**Objective**:
Write each line out exactly, leaving none out.

Dataset rows:

○ ○ ○ ○ ○

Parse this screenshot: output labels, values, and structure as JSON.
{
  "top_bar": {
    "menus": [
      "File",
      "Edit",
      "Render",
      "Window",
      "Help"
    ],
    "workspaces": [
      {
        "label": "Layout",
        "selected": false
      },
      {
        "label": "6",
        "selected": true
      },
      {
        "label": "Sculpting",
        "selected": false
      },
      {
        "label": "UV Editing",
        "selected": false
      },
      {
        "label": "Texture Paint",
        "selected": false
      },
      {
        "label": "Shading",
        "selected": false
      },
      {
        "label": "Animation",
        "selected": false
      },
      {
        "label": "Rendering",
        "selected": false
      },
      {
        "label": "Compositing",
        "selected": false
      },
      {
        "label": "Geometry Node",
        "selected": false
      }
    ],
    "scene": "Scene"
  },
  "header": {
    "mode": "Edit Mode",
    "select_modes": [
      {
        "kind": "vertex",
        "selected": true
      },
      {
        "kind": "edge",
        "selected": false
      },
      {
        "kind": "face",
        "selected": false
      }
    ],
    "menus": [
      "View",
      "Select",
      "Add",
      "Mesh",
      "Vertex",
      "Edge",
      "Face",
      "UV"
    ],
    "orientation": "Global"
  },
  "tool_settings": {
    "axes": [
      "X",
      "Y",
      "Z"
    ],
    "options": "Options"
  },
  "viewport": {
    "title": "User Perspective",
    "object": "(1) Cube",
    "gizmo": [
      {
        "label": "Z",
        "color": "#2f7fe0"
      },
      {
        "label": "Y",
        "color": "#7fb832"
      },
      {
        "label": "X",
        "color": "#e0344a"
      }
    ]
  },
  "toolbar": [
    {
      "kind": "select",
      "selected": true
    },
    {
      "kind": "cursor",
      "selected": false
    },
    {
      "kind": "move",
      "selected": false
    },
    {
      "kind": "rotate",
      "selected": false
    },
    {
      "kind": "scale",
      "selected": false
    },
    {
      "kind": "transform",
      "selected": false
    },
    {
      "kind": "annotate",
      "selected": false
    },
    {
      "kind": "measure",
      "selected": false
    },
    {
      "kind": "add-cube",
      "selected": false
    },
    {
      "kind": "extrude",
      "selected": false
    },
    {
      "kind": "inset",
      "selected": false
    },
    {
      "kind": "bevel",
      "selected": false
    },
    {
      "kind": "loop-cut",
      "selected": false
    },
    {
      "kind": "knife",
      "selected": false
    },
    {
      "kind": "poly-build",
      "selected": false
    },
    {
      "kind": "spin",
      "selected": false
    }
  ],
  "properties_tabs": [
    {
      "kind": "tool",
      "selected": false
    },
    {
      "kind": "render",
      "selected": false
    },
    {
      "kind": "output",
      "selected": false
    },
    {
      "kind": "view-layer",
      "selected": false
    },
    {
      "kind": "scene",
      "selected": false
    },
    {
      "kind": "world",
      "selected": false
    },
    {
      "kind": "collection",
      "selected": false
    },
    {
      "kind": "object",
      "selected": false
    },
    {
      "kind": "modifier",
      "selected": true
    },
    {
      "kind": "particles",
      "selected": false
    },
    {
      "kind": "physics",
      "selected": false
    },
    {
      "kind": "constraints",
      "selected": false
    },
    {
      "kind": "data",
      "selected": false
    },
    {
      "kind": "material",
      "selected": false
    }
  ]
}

○ ○ ○ ○ ○

**Correct result**:
Parse this screenshot: output labels, values, and structure as JSON.
{
  "top_bar": {
    "menus": [
      "File",
      "Edit",
      "Render",
      "Window",
      "Help"
    ],
    "workspaces": [
      {
        "label": "Layout",
        "selected": false
      },
      {
        "label": "6",
        "selected": true
      },
      {
        "label": "Sculpting",
        "selected": false
      },
      {
        "label": "UV Editing",
        "selected": false
      },
      {
        "label": "Texture Paint",
        "selected": false
      },
      {
        "label": "Shading",
        "selected": false
      },
      {
        "label": "Animation",
        "selected": false
      },
      {
        "label": "Rendering",
        "selected": false
      },
      {
        "label": "Compositing",
        "selected": false
      },
      {
        "label": "Geometry Node",
        "selected": false
      }
    ],
    "scene": "Scene"
  },
  "header": {
    "mode": "Edit Mode",
    "select_modes": [
      {
        "kind": "vertex",
        "selected": true
      },
      {
        "kind": "edge",
        "selected": false
      },
      {
        "kind": "face",
        "selected": false
      }
    ],
    "menus": [
      "View",
      "Select",
      "Add",
      "Mesh",
      "Vertex",
      "Edge",
      "Face",
      "UV"
    ],
    "orientation": "Global"
  },
  "tool_settings": {
    "axes": [
      "X",
      "Y",
      "Z"
    ],
    "options": "Options"
  },
  "viewport": {
    "title": "User Perspective",
    "object": "(1) Cube",
    "gizmo": [
      {
        "label": "Z",
        "color": "#2f7fe0"
      },
      {
        "label": "Y",
        "color": "#7fb832"
      },
      {
        "label": "X",
        "color": "#e0344a"
      }
    ]
  },
  "toolbar": [
    {
      "kind": "select",
      "selected": true
    },
    {
      "kind": "cursor",
      "selected": false
    },
    {
      "kind": "move",
      "selected": false
    },
    {
      "kind": "rotate",
      "selected": false
    },
    {
      "kind": "scale",
      "selected": false
    },
    {
      "kind": "transform",
      "selected": false
    },
    {
      "kind": "annotate",
      "selected": false
    },
    {
      "kind": "measure",
      "selected": false
    },
    {
      "kind": "add-cube",
      "selected": false
    },
    {
      "kind": "extrude",
      "selected": false
    },
    {
      "kind": "inset",
      "selected": false
    },
    {
      "kind": "bevel",
      "selected": false
    },
    {
      "kind": "loop-cut",
      "selected": false
    },
    {
      "kind": "knife",
      "selected": false
    },
    {
      "kind": "poly-build",
      "selected": false
    },
    {
      "kind": "spin",
      "selected": false
    }
  ],
  "properties_tabs": [
    {
      "kind": "tool",
      "selected": false
    },
    {
      "kind": "render",
      "selected": false
    },
    {
      "kind": "output",
      "selected": false
    },
    {
      "kind": "view-layer",
      "selected": false
    },
    {
      "kind": "scene",
      "selected": false
    },
    {
      "kind": "world",
      "selected": false
    },
    {
      "kind": "collection",
      "selected": false
    },
    {
      "kind": "object",
      "selected": false
    },
    {
      "kind": "modifier",
      "selected": true
    },
    {
      "kind": "particles",
      "selected": false
    },
    {
      "kind": "physics",
      "selected": false
    },
    {
      "kind": "constraints",
      "selected": false
    },
    {
      "kind": "data",
      "selected": false
    },
    {
      "kind": "material",
      "selected": false
    }
  ]
}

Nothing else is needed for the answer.